■ Task statement:
The records below must be duplicated exactly, character for character.

■ Source data:
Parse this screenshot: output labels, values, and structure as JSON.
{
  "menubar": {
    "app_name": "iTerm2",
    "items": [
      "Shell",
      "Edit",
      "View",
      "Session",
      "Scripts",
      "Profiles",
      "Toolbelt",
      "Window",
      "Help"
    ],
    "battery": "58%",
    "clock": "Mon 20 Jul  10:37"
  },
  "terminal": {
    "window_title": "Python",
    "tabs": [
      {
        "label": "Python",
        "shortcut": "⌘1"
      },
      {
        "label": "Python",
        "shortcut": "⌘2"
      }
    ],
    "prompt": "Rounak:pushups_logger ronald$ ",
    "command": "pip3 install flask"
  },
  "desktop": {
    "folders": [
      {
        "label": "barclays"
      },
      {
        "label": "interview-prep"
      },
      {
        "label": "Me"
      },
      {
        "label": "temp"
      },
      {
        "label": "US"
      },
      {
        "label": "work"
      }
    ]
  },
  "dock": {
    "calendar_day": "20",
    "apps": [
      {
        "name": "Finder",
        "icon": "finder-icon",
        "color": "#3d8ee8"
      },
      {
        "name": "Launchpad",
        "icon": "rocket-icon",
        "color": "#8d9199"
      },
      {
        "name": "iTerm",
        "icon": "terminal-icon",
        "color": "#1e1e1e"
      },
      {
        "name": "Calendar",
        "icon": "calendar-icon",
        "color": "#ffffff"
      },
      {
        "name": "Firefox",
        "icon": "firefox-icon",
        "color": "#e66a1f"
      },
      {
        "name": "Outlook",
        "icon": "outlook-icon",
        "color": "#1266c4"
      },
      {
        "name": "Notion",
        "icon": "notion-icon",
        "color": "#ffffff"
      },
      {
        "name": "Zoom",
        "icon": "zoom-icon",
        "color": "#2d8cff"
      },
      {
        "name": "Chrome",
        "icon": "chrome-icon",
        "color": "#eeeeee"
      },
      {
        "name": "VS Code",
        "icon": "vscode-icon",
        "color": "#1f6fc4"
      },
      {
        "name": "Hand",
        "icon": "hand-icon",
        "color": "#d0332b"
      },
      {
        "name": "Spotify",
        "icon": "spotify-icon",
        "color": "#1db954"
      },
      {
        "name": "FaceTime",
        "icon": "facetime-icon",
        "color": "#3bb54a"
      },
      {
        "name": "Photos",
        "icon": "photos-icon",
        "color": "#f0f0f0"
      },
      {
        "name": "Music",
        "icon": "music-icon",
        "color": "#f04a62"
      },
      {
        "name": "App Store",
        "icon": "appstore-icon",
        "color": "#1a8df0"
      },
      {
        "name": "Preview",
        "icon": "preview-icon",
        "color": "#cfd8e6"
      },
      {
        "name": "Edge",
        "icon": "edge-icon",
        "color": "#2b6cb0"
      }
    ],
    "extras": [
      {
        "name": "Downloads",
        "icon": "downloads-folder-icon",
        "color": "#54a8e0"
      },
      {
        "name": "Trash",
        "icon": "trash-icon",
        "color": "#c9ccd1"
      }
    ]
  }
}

■ Complete answer:
Parse this screenshot: output labels, values, and structure as JSON.
{
  "menubar": {
    "app_name": "iTerm2",
    "items": [
      "Shell",
      "Edit",
      "View",
      "Session",
      "Scripts",
      "Profiles",
      "Toolbelt",
      "Window",
      "Help"
    ],
    "battery": "58%",
    "clock": "Mon 20 Jul  10:37"
  },
  "terminal": {
    "window_title": "Python",
    "tabs": [
      {
        "label": "Python",
        "shortcut": "⌘1"
      },
      {
        "label": "Python",
        "shortcut": "⌘2"
      }
    ],
    "prompt": "Rounak:pushups_logger ronald$ ",
    "command": "pip3 install flask"
  },
  "desktop": {
    "folders": [
      {
        "label": "barclays"
      },
      {
        "label": "interview-prep"
      },
      {
        "label": "Me"
      },
      {
        "label": "temp"
      },
      {
        "label": "US"
      },
      {
        "label": "work"
      }
    ]
  },
  "dock": {
    "calendar_day": "20",
    "apps": [
      {
        "name": "Finder",
        "icon": "finder-icon",
        "color": "#3d8ee8"
      },
      {
        "name": "Launchpad",
        "icon": "rocket-icon",
        "color": "#8d9199"
      },
      {
        "name": "iTerm",
        "icon": "terminal-icon",
        "color": "#1e1e1e"
      },
      {
        "name": "Calendar",
        "icon": "calendar-icon",
        "color": "#ffffff"
      },
      {
        "name": "Firefox",
        "icon": "firefox-icon",
        "color": "#e66a1f"
      },
      {
        "name": "Outlook",
        "icon": "outlook-icon",
        "color": "#1266c4"
      },
      {
        "name": "Notion",
        "icon": "notion-icon",
        "color": "#ffffff"
      },
      {
        "name": "Zoom",
        "icon": "zoom-icon",
        "color": "#2d8cff"
      },
      {
        "name": "Chrome",
        "icon": "chrome-icon",
        "color": "#eeeeee"
      },
      {
        "name": "VS Code",
        "icon": "vscode-icon",
        "color": "#1f6fc4"
      },
      {
        "name": "Hand",
        "icon": "hand-icon",
        "color": "#d0332b"
      },
      {
        "name": "Spotify",
        "icon": "spotify-icon",
        "color": "#1db954"
      },
      {
        "name": "FaceTime",
        "icon": "facetime-icon",
        "color": "#3bb54a"
      },
      {
        "name": "Photos",
        "icon": "photos-icon",
        "color": "#f0f0f0"
      },
      {
        "name": "Music",
        "icon": "music-icon",
        "color": "#f04a62"
      },
      {
        "name": "App Store",
        "icon": "appstore-icon",
        "color": "#1a8df0"
      },
      {
        "name": "Preview",
        "icon": "preview-icon",
        "color": "#cfd8e6"
      },
      {
        "name": "Edge",
        "icon": "edge-icon",
        "color": "#2b6cb0"
      }
    ],
    "extras": [
      {
        "name": "Downloads",
        "icon": "downloads-folder-icon",
        "color": "#54a8e0"
      },
      {
        "name": "Trash",
        "icon": "trash-icon",
        "color": "#c9ccd1"
      }
    ]
  }
}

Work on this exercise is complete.